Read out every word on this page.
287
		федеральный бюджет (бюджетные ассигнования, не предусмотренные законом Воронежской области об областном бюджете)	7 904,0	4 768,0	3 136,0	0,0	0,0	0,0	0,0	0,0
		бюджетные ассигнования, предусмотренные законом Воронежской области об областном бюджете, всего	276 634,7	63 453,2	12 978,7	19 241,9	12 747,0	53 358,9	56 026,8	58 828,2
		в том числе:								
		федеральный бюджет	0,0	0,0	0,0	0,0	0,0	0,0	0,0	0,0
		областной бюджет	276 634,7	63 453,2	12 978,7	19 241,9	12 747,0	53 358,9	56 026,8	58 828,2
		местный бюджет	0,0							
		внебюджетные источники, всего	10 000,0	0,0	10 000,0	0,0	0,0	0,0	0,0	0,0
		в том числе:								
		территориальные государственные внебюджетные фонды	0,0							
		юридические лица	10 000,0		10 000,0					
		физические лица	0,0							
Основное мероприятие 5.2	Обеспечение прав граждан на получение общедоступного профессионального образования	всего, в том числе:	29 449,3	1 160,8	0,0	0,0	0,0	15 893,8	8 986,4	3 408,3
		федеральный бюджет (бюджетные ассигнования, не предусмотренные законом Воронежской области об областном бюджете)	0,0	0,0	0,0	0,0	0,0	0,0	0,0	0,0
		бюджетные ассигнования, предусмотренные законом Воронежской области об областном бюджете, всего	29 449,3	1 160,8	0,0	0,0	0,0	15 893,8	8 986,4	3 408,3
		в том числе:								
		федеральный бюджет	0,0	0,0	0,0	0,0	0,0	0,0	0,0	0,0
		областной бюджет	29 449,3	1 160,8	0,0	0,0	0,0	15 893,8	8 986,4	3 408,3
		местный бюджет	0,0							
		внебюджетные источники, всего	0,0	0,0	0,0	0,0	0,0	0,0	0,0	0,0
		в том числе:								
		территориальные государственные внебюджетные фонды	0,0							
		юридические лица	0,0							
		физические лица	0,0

====

- _Required work_: Tally the lines above containing "областной". Answer with the count only.

- _Expected answer_: 2